═════ Exercise input
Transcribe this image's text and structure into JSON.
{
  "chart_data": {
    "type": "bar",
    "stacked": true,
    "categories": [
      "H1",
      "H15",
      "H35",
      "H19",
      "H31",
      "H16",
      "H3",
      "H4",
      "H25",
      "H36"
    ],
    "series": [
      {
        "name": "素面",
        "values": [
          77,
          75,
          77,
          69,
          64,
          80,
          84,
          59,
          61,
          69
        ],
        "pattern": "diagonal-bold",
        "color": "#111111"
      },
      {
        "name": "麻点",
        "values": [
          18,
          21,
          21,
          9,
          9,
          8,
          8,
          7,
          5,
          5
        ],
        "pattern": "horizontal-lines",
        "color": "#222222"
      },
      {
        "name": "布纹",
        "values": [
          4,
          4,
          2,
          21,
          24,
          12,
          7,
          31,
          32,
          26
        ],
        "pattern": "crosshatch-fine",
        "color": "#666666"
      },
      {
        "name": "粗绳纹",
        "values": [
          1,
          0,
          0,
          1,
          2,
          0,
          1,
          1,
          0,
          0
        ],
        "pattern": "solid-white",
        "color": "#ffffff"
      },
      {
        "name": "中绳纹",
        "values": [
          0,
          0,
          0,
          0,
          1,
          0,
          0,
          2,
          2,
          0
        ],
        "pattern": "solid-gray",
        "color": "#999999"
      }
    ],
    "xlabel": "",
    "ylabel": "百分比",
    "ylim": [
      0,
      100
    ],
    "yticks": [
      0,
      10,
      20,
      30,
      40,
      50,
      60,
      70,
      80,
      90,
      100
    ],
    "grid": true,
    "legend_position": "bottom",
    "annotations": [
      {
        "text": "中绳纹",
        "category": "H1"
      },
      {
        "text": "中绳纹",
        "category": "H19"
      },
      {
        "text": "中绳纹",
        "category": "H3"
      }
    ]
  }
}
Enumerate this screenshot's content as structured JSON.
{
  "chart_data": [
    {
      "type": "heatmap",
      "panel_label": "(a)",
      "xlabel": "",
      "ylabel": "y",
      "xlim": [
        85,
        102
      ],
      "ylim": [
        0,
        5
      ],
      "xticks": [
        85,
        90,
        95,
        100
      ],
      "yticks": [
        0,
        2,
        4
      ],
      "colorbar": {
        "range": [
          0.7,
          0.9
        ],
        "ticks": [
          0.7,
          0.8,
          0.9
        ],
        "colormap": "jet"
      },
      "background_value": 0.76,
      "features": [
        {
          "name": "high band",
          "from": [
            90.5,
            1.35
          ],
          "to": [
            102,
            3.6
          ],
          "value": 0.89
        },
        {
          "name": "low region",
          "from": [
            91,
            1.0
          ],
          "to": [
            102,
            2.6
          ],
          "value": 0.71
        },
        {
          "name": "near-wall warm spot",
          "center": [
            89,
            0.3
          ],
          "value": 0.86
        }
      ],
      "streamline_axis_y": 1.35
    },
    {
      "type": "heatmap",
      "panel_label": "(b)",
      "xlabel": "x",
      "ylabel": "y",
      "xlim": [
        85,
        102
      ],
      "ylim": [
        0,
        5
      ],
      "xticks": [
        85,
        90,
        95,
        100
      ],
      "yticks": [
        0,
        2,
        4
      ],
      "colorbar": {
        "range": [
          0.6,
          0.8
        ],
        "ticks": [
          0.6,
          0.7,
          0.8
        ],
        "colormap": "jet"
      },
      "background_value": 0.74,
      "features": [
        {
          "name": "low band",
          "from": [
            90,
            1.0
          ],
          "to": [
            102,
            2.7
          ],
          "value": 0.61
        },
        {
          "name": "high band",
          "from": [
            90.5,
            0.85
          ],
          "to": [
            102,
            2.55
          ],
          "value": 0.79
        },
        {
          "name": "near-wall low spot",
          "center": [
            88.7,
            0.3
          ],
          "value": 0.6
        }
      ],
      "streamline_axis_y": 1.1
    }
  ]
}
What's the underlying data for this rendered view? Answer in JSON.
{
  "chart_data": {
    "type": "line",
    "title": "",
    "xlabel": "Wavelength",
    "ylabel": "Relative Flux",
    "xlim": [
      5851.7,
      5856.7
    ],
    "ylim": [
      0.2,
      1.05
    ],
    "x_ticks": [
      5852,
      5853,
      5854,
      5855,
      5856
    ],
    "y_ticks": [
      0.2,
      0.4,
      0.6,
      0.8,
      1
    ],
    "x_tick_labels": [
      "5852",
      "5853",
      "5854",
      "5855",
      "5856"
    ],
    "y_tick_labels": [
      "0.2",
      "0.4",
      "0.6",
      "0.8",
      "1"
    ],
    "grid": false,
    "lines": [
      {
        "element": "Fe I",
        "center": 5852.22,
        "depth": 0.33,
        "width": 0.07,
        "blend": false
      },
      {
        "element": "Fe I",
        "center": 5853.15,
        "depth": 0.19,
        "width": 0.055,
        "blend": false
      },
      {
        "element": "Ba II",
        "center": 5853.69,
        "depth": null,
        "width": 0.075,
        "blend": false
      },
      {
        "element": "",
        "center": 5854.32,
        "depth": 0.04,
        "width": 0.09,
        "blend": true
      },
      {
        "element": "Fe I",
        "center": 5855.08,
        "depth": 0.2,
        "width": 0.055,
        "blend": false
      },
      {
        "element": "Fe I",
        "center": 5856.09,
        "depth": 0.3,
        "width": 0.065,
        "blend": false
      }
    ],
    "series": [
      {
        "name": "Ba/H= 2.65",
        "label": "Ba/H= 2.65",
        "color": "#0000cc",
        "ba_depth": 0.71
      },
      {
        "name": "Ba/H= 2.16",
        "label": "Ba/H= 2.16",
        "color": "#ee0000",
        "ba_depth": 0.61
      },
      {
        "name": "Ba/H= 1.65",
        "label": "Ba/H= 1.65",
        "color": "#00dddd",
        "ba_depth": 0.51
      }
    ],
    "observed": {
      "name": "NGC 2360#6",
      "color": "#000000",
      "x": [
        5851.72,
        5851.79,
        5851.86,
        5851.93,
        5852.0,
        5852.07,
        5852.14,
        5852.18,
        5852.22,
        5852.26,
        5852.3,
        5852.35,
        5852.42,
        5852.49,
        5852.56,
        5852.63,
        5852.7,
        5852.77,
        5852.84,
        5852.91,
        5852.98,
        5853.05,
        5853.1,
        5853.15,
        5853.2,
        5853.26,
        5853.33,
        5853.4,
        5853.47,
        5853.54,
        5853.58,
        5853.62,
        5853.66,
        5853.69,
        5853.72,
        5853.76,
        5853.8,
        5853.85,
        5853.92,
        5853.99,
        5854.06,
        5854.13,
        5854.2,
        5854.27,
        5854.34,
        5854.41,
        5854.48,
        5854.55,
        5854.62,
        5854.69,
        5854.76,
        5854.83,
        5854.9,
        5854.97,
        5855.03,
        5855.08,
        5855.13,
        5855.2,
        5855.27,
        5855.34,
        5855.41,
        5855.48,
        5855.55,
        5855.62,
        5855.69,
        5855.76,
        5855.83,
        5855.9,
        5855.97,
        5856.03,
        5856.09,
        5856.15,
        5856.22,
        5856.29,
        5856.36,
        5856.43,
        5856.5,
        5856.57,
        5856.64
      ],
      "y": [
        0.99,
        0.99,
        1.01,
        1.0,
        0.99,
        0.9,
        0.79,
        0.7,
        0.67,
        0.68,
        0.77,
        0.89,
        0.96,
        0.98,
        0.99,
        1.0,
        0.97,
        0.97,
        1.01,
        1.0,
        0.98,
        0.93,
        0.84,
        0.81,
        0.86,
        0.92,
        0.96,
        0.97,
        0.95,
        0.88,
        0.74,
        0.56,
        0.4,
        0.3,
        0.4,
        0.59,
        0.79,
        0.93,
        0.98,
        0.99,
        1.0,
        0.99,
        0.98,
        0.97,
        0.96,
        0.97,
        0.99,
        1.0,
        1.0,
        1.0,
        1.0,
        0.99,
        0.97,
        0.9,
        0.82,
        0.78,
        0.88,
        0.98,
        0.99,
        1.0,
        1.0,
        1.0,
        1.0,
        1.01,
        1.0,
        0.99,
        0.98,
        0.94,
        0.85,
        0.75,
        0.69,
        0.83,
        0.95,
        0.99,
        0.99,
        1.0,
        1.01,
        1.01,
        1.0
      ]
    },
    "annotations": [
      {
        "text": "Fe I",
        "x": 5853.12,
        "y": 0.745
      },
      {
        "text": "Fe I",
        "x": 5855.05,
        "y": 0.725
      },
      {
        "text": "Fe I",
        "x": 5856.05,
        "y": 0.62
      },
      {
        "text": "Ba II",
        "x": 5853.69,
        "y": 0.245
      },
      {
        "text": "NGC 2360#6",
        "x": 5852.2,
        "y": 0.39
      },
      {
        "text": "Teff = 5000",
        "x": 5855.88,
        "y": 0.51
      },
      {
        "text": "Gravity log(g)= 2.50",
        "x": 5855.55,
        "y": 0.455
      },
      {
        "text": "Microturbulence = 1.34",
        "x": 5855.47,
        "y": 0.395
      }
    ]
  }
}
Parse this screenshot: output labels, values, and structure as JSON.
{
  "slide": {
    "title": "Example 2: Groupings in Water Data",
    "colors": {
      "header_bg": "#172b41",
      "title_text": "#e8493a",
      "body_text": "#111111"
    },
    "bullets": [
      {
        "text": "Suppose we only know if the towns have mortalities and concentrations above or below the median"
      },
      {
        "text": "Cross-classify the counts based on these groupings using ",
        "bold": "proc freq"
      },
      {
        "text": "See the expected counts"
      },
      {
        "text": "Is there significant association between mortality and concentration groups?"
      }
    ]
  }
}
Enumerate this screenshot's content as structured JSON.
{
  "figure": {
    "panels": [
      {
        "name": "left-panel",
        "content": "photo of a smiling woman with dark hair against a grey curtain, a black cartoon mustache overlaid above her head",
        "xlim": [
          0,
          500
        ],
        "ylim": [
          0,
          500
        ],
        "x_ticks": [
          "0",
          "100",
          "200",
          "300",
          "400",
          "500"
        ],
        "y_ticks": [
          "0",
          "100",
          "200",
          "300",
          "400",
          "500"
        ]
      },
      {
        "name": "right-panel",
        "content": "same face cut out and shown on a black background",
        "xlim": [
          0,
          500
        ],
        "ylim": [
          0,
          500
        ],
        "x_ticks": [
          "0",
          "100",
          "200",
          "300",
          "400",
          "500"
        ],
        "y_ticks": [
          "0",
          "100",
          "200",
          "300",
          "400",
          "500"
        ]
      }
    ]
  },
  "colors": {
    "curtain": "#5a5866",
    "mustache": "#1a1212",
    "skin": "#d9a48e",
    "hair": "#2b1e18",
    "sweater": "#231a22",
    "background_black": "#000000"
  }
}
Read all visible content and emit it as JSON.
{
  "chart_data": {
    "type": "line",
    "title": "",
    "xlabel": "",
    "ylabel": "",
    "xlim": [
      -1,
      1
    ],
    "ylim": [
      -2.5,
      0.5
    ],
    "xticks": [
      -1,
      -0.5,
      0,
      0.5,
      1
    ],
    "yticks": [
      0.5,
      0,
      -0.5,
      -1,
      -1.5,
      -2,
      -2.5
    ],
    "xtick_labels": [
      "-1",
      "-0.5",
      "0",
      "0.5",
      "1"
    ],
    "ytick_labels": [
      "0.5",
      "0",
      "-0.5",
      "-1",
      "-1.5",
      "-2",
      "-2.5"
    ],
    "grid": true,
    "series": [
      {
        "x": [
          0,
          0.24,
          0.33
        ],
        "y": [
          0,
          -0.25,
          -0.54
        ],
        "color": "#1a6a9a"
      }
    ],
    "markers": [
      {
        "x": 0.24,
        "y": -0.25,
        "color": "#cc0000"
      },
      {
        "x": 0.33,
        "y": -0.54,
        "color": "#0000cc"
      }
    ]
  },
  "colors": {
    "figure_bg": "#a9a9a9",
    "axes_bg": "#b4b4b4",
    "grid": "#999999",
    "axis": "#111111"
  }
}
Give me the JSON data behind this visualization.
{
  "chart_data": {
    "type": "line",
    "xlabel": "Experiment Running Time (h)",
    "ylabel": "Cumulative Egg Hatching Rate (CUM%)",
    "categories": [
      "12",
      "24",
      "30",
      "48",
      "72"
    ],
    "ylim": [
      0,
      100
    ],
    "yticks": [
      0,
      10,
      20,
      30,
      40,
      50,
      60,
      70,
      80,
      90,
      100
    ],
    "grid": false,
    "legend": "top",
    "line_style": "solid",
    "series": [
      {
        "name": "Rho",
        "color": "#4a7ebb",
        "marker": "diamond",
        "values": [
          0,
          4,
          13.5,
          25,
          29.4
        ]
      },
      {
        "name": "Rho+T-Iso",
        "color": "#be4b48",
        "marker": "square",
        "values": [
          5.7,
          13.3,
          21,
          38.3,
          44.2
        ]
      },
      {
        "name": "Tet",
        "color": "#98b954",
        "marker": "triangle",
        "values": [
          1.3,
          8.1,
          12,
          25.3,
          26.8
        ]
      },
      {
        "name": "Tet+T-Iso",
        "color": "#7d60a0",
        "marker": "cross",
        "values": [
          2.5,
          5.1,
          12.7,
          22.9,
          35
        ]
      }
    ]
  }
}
══════════
● Directive:
Determine how many lines contain the word "mustache" and reply with that number alone.

● Answer to this exercise:
2